* **Written problem**
Each record is to be transcribed exactly.

* **Data rows**
________

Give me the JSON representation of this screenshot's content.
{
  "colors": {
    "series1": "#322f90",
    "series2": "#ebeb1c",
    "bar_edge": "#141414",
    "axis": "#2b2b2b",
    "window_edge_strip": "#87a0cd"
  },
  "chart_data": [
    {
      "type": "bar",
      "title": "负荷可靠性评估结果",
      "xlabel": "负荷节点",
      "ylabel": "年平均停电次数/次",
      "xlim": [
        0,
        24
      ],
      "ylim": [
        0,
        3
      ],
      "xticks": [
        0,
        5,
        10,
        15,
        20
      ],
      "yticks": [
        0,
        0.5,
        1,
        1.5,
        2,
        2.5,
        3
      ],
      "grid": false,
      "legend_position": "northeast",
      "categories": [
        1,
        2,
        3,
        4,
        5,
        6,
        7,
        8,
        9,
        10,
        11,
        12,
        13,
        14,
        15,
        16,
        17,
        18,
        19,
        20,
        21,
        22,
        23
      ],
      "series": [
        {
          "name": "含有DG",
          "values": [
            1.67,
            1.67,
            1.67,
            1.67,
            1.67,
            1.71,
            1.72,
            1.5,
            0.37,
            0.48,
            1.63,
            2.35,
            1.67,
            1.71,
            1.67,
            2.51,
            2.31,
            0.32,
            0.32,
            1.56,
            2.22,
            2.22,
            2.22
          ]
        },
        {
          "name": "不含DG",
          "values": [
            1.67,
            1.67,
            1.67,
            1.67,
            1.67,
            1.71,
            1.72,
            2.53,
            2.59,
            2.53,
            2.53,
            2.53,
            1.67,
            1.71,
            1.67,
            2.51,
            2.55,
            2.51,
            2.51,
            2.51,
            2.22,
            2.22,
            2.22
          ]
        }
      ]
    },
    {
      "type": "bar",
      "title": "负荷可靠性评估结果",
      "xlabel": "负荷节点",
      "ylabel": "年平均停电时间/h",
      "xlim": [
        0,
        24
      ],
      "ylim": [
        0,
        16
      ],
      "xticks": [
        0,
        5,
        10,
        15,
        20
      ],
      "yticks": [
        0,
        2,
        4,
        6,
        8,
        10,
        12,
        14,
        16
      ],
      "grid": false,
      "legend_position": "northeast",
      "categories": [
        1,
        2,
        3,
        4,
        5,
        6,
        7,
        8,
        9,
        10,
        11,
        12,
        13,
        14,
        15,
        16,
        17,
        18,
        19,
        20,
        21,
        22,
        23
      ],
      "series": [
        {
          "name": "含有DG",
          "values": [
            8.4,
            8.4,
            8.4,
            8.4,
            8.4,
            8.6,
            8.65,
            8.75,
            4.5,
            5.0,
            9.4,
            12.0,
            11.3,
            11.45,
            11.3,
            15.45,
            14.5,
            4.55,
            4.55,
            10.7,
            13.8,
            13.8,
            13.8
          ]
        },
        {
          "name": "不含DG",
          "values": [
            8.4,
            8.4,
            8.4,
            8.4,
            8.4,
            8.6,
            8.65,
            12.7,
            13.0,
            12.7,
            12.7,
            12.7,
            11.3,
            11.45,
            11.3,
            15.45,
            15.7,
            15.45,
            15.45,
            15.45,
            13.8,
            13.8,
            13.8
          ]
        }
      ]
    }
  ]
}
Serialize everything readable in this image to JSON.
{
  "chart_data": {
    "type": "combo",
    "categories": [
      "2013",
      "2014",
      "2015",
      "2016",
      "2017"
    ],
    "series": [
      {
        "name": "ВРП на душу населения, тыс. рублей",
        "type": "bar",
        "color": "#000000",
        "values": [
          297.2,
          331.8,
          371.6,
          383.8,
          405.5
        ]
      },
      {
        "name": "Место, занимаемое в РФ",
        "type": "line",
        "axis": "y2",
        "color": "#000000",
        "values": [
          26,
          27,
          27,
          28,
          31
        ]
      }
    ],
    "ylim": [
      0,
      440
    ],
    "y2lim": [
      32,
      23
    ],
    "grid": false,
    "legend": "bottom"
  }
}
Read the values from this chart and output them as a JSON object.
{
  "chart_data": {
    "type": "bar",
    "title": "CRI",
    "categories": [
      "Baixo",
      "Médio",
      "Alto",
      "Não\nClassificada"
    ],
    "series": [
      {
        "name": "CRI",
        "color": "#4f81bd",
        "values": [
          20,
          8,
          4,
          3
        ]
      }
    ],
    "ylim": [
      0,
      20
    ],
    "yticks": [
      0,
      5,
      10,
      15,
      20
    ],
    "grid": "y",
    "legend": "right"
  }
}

________

* **Reply**
Give me the JSON representation of this screenshot's content.
{
  "colors": {
    "series1": "#322f90",
    "series2": "#ebeb1c",
    "bar_edge": "#141414",
    "axis": "#2b2b2b",
    "window_edge_strip": "#87a0cd"
  },
  "chart_data": [
    {
      "type": "bar",
      "title": "负荷可靠性评估结果",
      "xlabel": "负荷节点",
      "ylabel": "年平均停电次数/次",
      "xlim": [
        0,
        24
      ],
      "ylim": [
        0,
        3
      ],
      "xticks": [
        0,
        5,
        10,
        15,
        20
      ],
      "yticks": [
        0,
        0.5,
        1,
        1.5,
        2,
        2.5,
        3
      ],
      "grid": false,
      "legend_position": "northeast",
      "categories": [
        1,
        2,
        3,
        4,
        5,
        6,
        7,
        8,
        9,
        10,
        11,
        12,
        13,
        14,
        15,
        16,
        17,
        18,
        19,
        20,
        21,
        22,
        23
      ],
      "series": [
        {
          "name": "含有DG",
          "values": [
            1.67,
            1.67,
            1.67,
            1.67,
            1.67,
            1.71,
            1.72,
            1.5,
            0.37,
            0.48,
            1.63,
            2.35,
            1.67,
            1.71,
            1.67,
            2.51,
            2.31,
            0.32,
            0.32,
            1.56,
            2.22,
            2.22,
            2.22
          ]
        },
        {
          "name": "不含DG",
          "values": [
            1.67,
            1.67,
            1.67,
            1.67,
            1.67,
            1.71,
            1.72,
            2.53,
            2.59,
            2.53,
            2.53,
            2.53,
            1.67,
            1.71,
            1.67,
            2.51,
            2.55,
            2.51,
            2.51,
            2.51,
            2.22,
            2.22,
            2.22
          ]
        }
      ]
    },
    {
      "type": "bar",
      "title": "负荷可靠性评估结果",
      "xlabel": "负荷节点",
      "ylabel": "年平均停电时间/h",
      "xlim": [
        0,
        24
      ],
      "ylim": [
        0,
        16
      ],
      "xticks": [
        0,
        5,
        10,
        15,
        20
      ],
      "yticks": [
        0,
        2,
        4,
        6,
        8,
        10,
        12,
        14,
        16
      ],
      "grid": false,
      "legend_position": "northeast",
      "categories": [
        1,
        2,
        3,
        4,
        5,
        6,
        7,
        8,
        9,
        10,
        11,
        12,
        13,
        14,
        15,
        16,
        17,
        18,
        19,
        20,
        21,
        22,
        23
      ],
      "series": [
        {
          "name": "含有DG",
          "values": [
            8.4,
            8.4,
            8.4,
            8.4,
            8.4,
            8.6,
            8.65,
            8.75,
            4.5,
            5.0,
            9.4,
            12.0,
            11.3,
            11.45,
            11.3,
            15.45,
            14.5,
            4.55,
            4.55,
            10.7,
            13.8,
            13.8,
            13.8
          ]
        },
        {
          "name": "不含DG",
          "values": [
            8.4,
            8.4,
            8.4,
            8.4,
            8.4,
            8.6,
            8.65,
            12.7,
            13.0,
            12.7,
            12.7,
            12.7,
            11.3,
            11.45,
            11.3,
            15.45,
            15.7,
            15.45,
            15.45,
            15.45,
            13.8,
            13.8,
            13.8
          ]
        }
      ]
    }
  ]
}
Serialize everything readable in this image to JSON.
{
  "chart_data": {
    "type": "combo",
    "categories": [
      "2013",
      "2014",
      "2015",
      "2016",
      "2017"
    ],
    "series": [
      {
        "name": "ВРП на душу населения, тыс. рублей",
        "type": "bar",
        "color": "#000000",
        "values": [
          297.2,
          331.8,
          371.6,
          383.8,
          405.5
        ]
      },
      {
        "name": "Место, занимаемое в РФ",
        "type": "line",
        "axis": "y2",
        "color": "#000000",
        "values": [
          26,
          27,
          27,
          28,
          31
        ]
      }
    ],
    "ylim": [
      0,
      440
    ],
    "y2lim": [
      32,
      23
    ],
    "grid": false,
    "legend": "bottom"
  }
}
Read the values from this chart and output them as a JSON object.
{
  "chart_data": {
    "type": "bar",
    "title": "CRI",
    "categories": [
      "Baixo",
      "Médio",
      "Alto",
      "Não\nClassificada"
    ],
    "series": [
      {
        "name": "CRI",
        "color": "#4f81bd",
        "values": [
          20,
          8,
          4,
          3
        ]
      }
    ],
    "ylim": [
      0,
      20
    ],
    "yticks": [
      0,
      5,
      10,
      15,
      20
    ],
    "grid": "y",
    "legend": "right"
  }
}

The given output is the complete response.